Provided records
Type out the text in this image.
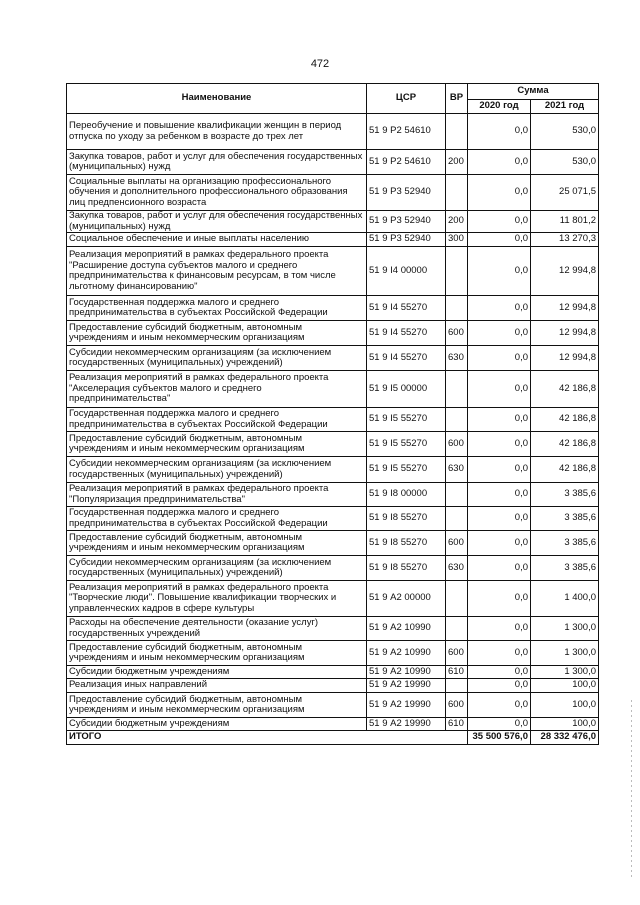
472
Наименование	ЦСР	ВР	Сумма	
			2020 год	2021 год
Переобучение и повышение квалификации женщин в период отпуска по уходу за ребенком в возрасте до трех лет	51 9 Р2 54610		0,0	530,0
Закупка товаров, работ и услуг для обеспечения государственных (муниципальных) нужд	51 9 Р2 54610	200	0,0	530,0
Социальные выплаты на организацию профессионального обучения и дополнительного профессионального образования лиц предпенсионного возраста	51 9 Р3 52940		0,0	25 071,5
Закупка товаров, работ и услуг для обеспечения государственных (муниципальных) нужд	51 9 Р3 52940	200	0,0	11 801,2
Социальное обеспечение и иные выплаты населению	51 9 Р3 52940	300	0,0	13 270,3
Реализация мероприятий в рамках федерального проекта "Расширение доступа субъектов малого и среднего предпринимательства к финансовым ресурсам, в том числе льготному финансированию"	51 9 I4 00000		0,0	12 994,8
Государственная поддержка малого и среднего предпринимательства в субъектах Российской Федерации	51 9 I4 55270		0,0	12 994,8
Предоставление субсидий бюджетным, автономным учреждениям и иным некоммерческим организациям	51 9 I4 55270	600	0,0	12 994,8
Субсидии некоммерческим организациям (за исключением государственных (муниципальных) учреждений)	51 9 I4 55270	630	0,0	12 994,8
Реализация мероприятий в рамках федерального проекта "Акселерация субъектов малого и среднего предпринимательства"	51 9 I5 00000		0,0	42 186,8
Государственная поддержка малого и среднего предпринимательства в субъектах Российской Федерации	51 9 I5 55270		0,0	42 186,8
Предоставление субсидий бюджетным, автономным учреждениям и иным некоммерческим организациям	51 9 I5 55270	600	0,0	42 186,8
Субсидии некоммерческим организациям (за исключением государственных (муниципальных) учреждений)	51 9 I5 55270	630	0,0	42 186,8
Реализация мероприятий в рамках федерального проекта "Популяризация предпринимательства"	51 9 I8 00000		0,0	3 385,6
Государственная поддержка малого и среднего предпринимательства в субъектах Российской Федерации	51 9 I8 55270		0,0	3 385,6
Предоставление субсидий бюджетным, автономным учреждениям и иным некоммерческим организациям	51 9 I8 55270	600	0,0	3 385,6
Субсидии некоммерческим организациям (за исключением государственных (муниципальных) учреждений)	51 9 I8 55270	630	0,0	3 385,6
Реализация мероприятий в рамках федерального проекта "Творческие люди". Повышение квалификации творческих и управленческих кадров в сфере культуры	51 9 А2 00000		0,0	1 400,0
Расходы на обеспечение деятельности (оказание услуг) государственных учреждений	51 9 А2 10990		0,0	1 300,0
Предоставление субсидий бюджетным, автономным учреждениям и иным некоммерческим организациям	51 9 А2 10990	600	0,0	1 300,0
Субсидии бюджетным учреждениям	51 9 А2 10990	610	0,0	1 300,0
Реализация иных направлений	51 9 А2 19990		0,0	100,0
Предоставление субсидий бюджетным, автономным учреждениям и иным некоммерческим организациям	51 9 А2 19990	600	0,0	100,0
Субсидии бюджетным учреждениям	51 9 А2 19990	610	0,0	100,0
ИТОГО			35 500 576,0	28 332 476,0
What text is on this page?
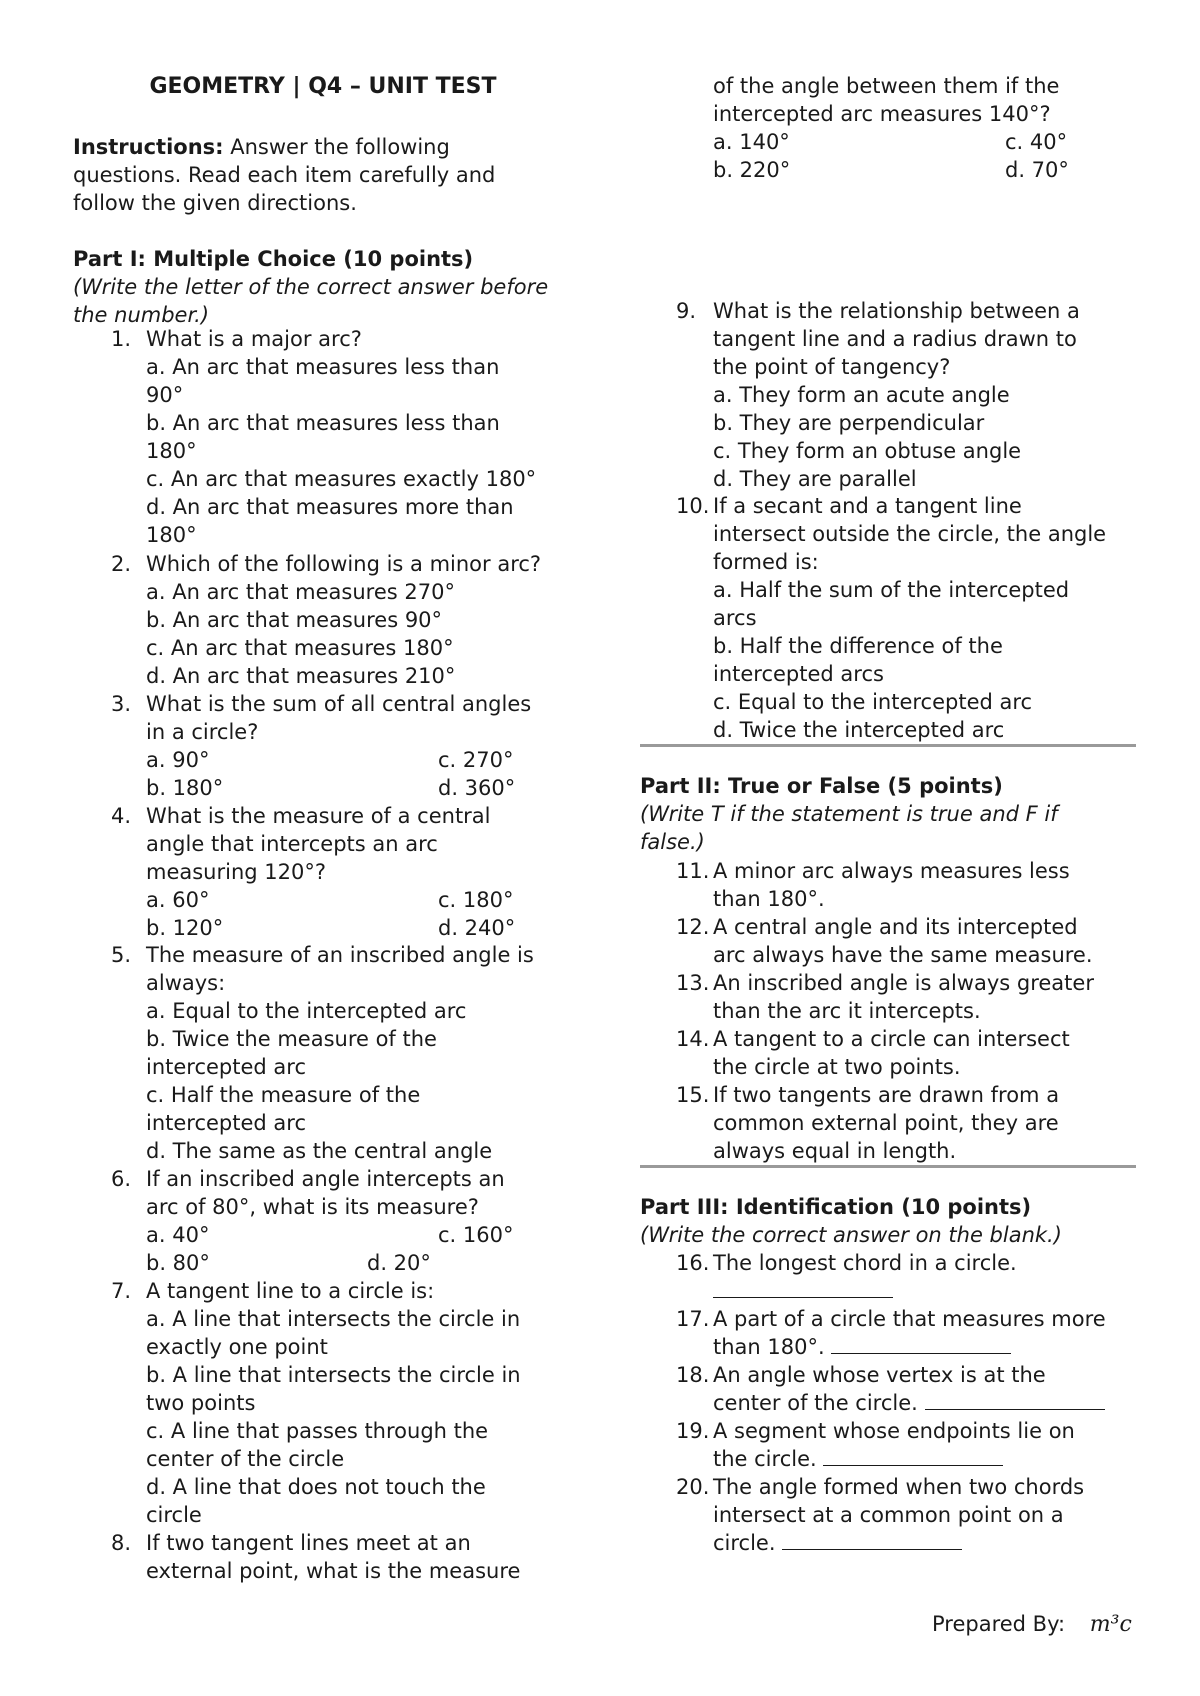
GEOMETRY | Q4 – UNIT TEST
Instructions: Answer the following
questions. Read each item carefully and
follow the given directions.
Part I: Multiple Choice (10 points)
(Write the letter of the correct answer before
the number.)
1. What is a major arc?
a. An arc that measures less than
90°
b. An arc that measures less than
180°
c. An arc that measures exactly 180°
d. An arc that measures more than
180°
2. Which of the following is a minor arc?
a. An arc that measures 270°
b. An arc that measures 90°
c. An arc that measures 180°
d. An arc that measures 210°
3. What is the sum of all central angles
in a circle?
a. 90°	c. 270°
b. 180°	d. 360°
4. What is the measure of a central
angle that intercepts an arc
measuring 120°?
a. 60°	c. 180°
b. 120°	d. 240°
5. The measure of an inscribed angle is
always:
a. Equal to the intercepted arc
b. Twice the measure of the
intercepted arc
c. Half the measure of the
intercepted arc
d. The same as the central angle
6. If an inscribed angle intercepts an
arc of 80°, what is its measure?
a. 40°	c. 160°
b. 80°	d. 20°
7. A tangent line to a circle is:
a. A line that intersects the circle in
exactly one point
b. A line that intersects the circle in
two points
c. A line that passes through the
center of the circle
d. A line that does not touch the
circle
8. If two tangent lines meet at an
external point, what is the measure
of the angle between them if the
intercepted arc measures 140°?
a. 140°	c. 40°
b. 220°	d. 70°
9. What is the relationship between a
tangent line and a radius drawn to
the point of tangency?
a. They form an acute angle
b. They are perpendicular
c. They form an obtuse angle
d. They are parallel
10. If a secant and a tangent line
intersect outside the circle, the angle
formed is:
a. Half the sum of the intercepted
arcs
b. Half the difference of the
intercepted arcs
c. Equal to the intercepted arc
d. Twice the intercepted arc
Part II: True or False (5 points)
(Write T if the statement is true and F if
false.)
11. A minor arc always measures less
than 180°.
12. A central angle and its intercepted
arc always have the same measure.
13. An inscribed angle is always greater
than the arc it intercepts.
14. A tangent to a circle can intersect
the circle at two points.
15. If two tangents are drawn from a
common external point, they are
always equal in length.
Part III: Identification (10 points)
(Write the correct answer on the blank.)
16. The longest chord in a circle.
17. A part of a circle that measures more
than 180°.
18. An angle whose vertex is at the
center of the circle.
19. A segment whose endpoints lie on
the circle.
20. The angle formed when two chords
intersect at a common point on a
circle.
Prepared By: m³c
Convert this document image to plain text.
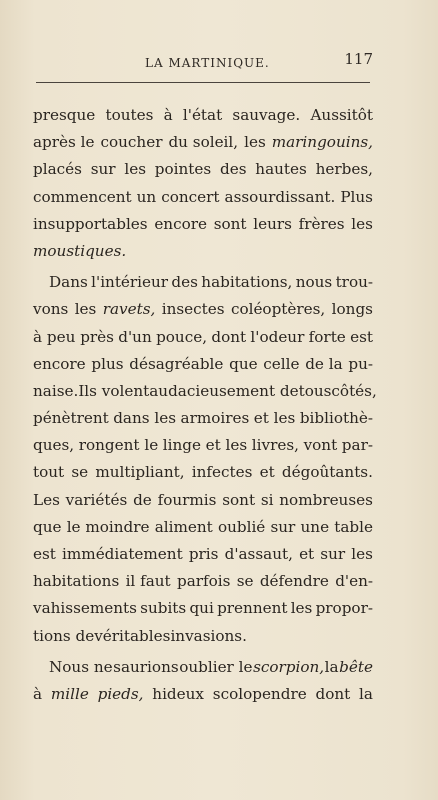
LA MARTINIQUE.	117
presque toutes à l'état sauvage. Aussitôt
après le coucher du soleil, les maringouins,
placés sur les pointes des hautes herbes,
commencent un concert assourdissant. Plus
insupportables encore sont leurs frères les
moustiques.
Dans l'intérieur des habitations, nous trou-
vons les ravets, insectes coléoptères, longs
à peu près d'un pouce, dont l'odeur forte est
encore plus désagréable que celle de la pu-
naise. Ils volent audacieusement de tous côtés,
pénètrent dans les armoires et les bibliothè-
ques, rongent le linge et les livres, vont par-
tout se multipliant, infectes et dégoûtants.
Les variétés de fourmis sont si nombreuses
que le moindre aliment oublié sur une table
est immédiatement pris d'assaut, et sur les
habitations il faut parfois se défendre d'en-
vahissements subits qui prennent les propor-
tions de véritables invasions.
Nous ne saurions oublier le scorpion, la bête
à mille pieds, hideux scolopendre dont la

Exercise aim
Copy each line of the records above that carries the word "this".

Task output
Type out the text in this image.
What text is on this page?
Convert this document image to plain text.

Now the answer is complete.